━━━ MATERIALS PROVIDED ━━━

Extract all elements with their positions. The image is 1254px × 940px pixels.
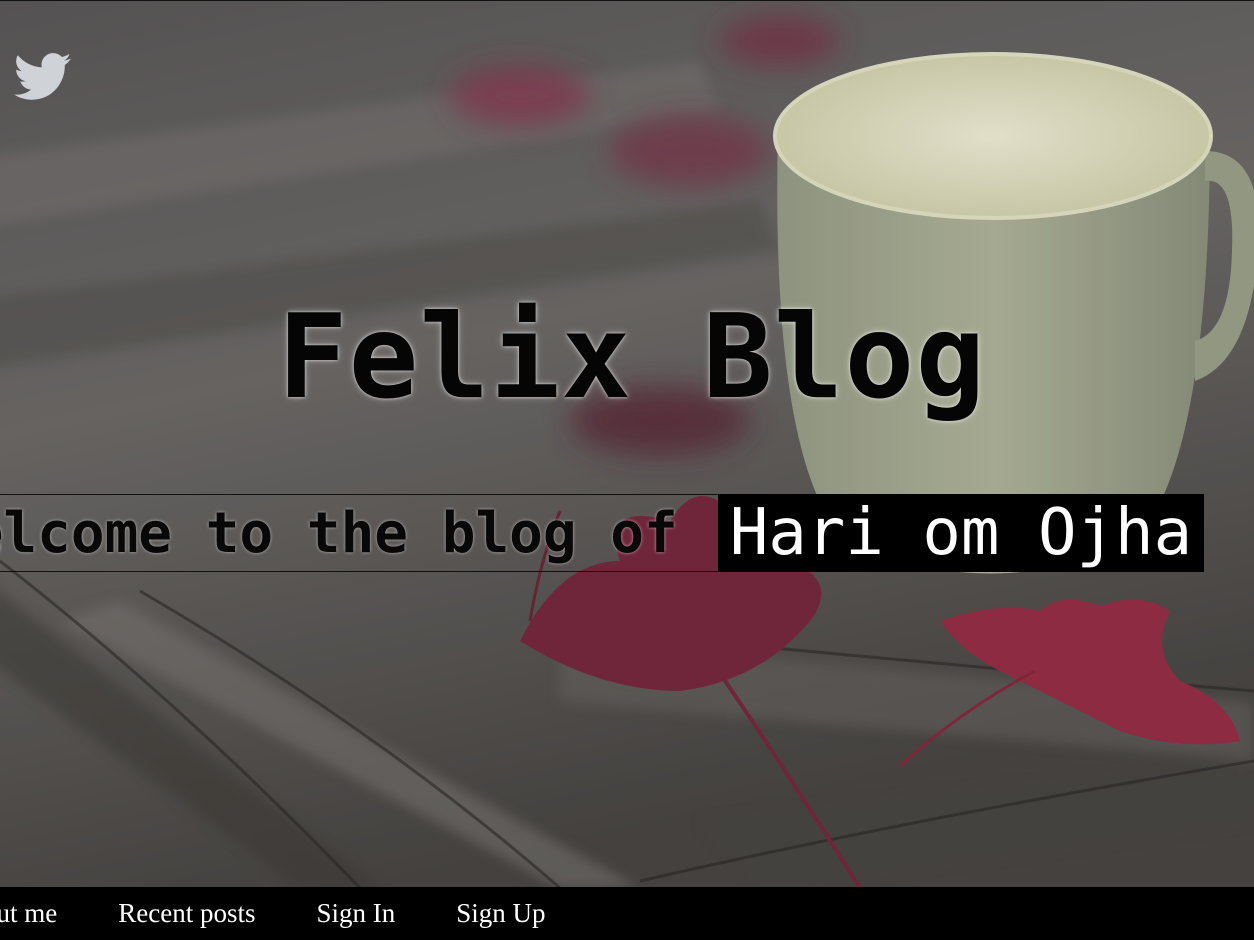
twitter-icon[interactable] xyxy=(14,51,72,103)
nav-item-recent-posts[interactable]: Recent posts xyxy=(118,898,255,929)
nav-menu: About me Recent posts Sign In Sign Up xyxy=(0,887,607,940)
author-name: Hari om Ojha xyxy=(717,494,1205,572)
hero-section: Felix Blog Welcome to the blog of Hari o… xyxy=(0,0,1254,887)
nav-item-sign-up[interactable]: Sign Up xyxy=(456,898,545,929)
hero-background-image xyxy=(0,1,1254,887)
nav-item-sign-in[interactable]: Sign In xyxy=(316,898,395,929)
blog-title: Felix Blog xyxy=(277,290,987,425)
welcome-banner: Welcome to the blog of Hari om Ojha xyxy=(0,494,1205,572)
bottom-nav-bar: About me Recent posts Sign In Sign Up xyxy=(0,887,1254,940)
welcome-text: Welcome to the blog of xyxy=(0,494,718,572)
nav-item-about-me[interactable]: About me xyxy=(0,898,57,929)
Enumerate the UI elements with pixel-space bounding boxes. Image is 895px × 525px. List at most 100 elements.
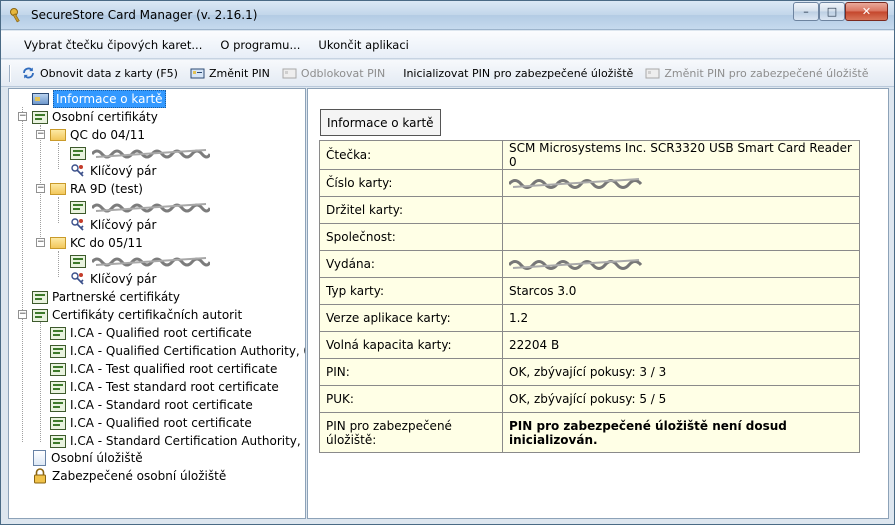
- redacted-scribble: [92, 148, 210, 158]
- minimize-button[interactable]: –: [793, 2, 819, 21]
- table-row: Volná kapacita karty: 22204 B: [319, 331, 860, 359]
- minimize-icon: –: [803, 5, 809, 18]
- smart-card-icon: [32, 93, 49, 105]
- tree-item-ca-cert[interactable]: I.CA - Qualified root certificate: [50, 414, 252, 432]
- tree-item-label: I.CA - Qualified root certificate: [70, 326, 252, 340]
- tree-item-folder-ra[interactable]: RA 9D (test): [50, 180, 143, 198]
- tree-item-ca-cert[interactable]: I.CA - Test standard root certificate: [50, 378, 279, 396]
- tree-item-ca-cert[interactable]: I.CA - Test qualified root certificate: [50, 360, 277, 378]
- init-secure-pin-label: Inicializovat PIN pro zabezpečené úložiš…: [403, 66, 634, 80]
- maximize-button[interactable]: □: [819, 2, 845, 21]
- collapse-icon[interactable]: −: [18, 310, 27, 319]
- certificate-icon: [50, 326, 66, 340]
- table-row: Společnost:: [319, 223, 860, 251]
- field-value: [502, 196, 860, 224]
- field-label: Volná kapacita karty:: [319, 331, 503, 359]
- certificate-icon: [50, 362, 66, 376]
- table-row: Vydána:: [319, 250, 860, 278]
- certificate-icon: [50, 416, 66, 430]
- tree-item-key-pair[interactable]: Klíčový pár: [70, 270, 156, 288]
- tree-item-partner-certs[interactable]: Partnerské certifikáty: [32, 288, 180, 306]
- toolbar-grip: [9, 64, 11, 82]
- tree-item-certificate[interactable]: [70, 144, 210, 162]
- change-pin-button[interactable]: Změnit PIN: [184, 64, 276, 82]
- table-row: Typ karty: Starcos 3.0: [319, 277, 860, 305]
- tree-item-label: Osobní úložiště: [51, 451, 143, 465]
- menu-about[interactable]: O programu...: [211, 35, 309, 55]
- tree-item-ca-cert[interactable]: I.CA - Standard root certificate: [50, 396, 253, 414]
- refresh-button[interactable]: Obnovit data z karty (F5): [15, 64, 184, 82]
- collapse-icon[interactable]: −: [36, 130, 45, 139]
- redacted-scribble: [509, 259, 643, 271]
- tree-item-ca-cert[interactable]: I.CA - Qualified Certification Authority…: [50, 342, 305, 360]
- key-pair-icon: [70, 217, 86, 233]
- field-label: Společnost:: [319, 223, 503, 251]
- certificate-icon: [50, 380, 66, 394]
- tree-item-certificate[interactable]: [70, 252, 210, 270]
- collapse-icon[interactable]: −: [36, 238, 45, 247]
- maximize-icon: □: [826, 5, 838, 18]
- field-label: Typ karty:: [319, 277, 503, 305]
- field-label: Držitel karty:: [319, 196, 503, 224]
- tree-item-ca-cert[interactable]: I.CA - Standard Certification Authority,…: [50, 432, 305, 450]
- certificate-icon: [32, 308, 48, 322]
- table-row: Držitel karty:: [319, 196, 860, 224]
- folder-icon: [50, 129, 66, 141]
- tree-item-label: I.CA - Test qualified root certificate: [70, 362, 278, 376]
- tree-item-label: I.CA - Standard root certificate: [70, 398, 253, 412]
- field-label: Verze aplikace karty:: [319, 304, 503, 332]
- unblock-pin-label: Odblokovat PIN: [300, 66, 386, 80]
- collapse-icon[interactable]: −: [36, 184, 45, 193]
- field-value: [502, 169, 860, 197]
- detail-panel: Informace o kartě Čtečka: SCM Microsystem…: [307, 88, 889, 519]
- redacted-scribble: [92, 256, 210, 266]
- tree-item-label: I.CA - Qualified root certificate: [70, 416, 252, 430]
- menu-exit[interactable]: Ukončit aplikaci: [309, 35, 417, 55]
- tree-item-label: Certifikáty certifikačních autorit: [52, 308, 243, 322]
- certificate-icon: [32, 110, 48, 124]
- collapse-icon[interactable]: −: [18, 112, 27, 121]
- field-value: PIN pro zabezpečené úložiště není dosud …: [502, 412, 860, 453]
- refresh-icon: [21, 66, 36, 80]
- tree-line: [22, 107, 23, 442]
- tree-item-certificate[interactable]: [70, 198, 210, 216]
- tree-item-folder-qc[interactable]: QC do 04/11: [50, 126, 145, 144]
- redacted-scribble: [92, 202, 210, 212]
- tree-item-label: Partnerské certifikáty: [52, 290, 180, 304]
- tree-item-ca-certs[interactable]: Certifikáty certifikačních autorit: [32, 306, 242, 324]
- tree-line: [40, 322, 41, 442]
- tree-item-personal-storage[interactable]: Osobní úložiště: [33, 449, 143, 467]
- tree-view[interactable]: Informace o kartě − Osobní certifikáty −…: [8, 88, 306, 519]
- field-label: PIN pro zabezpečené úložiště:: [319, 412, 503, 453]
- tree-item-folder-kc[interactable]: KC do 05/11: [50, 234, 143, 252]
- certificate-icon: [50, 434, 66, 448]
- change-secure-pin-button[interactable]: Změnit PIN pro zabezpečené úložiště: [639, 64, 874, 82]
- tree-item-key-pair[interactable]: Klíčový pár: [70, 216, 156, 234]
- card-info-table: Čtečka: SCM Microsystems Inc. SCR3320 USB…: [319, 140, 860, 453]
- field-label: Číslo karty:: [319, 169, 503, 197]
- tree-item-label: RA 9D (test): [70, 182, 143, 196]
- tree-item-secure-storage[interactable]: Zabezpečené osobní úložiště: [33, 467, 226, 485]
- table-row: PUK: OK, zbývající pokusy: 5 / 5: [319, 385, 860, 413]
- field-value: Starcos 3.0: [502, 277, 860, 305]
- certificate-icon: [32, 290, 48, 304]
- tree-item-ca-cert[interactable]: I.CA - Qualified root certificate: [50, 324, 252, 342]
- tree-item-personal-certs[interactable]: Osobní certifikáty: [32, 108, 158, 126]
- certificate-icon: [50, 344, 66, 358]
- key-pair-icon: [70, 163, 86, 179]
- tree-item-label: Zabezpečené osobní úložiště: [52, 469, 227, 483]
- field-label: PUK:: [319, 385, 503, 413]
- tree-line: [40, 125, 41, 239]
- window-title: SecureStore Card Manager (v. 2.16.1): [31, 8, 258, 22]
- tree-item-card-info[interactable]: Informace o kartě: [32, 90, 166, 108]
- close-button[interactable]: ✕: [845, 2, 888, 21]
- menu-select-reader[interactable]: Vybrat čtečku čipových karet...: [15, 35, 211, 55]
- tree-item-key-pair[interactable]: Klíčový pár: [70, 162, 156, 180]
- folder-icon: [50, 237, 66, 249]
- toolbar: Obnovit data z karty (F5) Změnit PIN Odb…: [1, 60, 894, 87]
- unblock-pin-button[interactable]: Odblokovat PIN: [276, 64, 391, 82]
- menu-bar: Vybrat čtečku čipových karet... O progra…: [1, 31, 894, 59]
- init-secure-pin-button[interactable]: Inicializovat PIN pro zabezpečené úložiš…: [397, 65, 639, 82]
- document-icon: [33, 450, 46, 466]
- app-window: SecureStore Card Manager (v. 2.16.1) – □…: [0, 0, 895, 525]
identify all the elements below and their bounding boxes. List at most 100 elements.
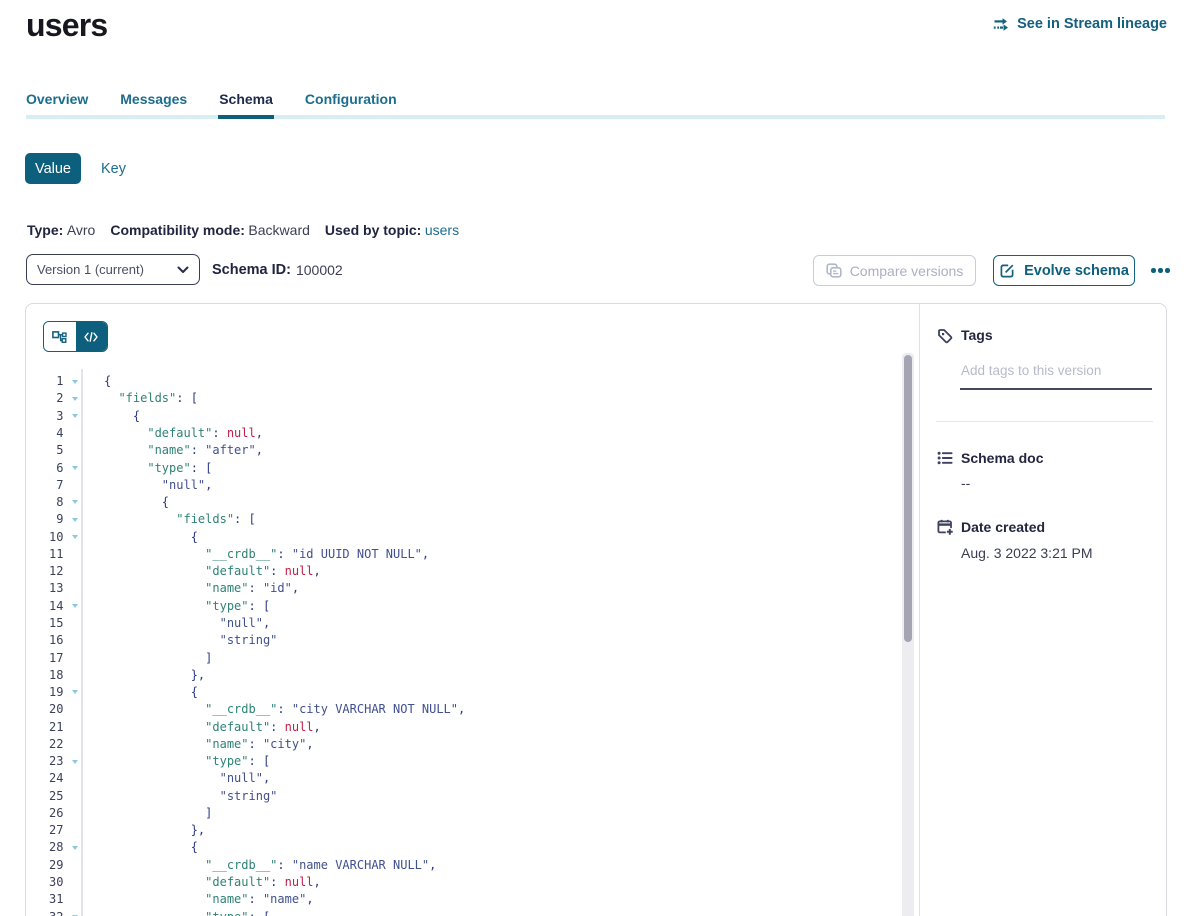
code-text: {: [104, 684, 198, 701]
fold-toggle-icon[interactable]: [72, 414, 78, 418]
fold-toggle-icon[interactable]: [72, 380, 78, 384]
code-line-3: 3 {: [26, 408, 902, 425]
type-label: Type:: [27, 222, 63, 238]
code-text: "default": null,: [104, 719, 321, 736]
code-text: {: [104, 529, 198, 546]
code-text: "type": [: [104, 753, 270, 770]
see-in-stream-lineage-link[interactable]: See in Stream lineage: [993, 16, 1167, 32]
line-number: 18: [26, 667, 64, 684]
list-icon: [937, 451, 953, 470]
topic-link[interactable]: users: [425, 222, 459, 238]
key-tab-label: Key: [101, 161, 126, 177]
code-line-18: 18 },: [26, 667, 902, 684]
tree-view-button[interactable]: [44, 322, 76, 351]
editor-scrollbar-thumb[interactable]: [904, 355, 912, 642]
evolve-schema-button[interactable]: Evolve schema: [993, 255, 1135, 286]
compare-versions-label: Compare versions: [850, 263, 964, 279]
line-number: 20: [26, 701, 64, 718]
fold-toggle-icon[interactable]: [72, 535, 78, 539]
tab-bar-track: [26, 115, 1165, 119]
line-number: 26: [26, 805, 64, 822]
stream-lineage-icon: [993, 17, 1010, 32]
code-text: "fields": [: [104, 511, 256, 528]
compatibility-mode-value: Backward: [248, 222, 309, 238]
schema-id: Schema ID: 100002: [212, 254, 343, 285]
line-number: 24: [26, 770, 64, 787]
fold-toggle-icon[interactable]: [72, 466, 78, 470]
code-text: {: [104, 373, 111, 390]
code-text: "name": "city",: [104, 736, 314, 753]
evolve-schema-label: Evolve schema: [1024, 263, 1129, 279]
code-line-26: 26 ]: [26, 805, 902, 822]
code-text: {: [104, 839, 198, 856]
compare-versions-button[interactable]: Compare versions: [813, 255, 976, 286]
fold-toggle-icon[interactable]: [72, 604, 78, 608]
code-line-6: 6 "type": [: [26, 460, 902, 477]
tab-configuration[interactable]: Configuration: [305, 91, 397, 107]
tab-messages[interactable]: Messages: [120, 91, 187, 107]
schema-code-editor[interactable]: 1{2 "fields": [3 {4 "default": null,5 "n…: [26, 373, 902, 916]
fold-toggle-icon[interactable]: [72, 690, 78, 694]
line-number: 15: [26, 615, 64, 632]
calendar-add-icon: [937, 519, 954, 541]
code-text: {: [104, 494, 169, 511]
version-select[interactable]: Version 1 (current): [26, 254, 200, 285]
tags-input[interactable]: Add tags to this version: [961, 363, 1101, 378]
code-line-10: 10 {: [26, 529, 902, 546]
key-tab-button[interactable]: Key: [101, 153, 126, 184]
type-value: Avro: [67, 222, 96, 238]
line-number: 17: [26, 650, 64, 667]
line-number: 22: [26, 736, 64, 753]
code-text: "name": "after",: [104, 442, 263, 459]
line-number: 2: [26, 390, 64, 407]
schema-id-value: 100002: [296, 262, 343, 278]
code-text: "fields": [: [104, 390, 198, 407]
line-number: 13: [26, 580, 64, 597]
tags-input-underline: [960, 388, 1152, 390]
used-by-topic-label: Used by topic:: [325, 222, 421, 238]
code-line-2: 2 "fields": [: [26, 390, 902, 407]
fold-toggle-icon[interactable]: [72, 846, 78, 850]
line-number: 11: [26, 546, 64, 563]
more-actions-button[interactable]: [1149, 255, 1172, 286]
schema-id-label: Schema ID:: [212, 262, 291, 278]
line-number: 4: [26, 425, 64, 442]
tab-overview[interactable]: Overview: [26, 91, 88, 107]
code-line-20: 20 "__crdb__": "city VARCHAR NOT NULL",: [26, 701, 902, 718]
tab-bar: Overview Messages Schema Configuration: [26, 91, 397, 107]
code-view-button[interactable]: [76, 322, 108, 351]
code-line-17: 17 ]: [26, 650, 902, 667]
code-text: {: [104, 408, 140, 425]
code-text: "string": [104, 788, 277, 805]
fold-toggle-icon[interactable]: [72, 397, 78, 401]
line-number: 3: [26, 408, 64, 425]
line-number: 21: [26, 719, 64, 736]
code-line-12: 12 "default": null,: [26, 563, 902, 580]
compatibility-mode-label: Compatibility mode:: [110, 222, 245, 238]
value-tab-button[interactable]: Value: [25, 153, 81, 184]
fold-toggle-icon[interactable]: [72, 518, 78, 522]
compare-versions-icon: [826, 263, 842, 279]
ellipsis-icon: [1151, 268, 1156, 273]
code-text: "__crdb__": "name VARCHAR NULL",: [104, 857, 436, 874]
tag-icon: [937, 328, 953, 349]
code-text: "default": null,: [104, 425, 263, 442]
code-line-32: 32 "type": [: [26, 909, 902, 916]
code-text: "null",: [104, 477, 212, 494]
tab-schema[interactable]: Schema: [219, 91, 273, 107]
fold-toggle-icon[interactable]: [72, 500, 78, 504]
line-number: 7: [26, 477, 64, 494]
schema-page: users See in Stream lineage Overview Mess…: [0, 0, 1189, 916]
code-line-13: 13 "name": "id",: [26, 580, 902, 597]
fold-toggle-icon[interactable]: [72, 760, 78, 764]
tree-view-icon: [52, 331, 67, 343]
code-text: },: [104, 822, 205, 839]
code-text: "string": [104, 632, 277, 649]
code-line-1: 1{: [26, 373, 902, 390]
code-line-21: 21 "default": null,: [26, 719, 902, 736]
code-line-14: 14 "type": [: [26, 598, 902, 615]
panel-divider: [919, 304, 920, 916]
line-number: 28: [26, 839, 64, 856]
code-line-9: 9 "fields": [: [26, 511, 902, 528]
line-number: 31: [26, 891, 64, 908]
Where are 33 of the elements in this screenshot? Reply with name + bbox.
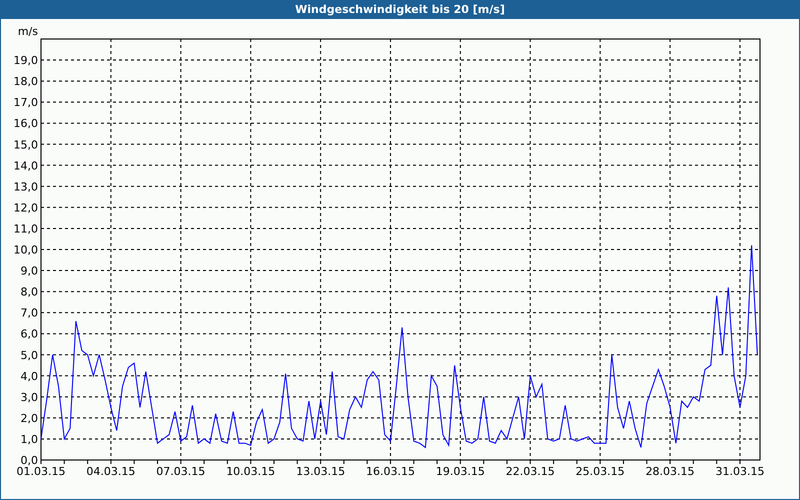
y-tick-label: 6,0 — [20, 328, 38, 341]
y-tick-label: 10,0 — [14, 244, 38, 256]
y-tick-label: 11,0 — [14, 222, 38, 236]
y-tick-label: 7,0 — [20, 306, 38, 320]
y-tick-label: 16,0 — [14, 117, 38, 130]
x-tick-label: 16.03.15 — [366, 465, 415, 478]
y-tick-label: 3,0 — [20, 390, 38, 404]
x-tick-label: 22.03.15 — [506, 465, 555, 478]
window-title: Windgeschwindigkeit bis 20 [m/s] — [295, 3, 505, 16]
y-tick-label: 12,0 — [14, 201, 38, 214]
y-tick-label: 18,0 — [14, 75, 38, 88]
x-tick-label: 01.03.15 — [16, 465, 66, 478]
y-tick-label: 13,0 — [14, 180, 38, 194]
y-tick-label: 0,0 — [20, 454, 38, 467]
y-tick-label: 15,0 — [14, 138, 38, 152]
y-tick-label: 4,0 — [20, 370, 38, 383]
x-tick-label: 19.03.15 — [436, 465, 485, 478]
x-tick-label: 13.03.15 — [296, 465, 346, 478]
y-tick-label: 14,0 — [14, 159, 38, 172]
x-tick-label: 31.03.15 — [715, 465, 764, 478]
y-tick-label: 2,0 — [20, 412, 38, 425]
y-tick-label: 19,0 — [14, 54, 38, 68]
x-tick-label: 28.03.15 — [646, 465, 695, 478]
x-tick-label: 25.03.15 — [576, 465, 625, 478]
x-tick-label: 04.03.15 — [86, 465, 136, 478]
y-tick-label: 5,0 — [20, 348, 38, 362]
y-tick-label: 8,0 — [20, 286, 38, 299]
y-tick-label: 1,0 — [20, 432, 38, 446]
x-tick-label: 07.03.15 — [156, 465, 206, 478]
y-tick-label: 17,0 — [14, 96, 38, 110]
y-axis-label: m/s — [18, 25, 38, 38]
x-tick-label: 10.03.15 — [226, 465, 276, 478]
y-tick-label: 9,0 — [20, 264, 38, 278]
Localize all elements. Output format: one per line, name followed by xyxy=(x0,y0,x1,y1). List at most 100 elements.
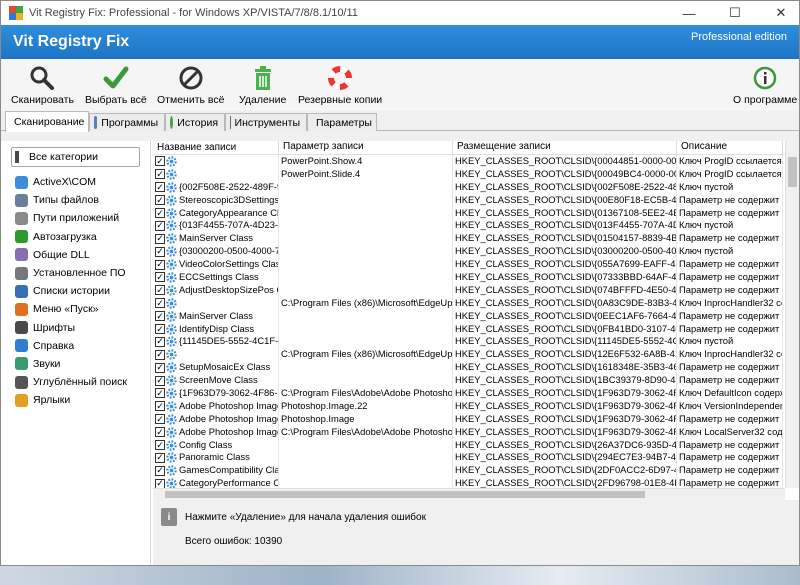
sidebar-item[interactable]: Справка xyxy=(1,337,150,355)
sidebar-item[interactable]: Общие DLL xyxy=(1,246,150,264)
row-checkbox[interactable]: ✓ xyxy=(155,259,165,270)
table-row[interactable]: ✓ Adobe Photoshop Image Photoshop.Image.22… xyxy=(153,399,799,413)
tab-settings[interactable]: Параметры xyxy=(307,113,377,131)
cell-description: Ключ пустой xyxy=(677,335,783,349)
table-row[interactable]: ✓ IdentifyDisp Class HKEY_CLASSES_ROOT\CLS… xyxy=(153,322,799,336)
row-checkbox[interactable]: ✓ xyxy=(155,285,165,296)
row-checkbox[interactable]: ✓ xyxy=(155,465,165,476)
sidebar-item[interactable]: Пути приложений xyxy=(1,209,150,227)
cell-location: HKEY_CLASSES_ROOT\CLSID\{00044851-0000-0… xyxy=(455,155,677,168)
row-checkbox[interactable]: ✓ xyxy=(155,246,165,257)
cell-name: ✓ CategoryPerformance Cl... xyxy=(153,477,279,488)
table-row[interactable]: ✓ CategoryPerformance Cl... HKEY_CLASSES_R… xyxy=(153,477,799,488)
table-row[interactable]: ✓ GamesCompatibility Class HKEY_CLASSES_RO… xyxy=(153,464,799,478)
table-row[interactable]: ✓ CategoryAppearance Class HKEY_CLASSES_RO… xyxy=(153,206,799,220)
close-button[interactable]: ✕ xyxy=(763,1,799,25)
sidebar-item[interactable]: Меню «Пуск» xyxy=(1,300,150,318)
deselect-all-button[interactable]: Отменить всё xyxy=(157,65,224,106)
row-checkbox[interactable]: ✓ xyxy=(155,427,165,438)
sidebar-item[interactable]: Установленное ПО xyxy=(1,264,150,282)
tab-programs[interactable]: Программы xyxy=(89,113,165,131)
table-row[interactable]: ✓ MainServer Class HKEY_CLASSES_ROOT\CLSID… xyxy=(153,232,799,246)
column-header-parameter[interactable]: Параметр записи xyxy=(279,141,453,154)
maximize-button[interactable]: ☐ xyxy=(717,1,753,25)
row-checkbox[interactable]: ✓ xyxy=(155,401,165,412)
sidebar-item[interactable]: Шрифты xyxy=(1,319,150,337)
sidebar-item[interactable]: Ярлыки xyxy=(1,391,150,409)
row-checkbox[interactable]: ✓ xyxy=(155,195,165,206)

━━━

→ DIRECTIONS FOR THIS TASK: Arrange the lines of the material above as a numbered list, starting with the line that contains "y-tick-label: 6,0 — [20, 328, 38, 341]" and going on through the line that contains "x-tick-label: 16.03.15 — [366, 465, 415, 478]". Leave out any blank lines.

→ SOLUTION FOR THIS EXERCISE:
1. y-tick-label: 6,0 — [20, 328, 38, 341]
2. y-tick-label: 10,0 — [14, 244, 38, 256]
3. y-tick-label: 11,0 — [14, 222, 38, 236]
4. y-tick-label: 7,0 — [20, 306, 38, 320]
5. y-tick-label: 16,0 — [14, 117, 38, 130]
6. x-tick-label: 16.03.15 — [366, 465, 415, 478]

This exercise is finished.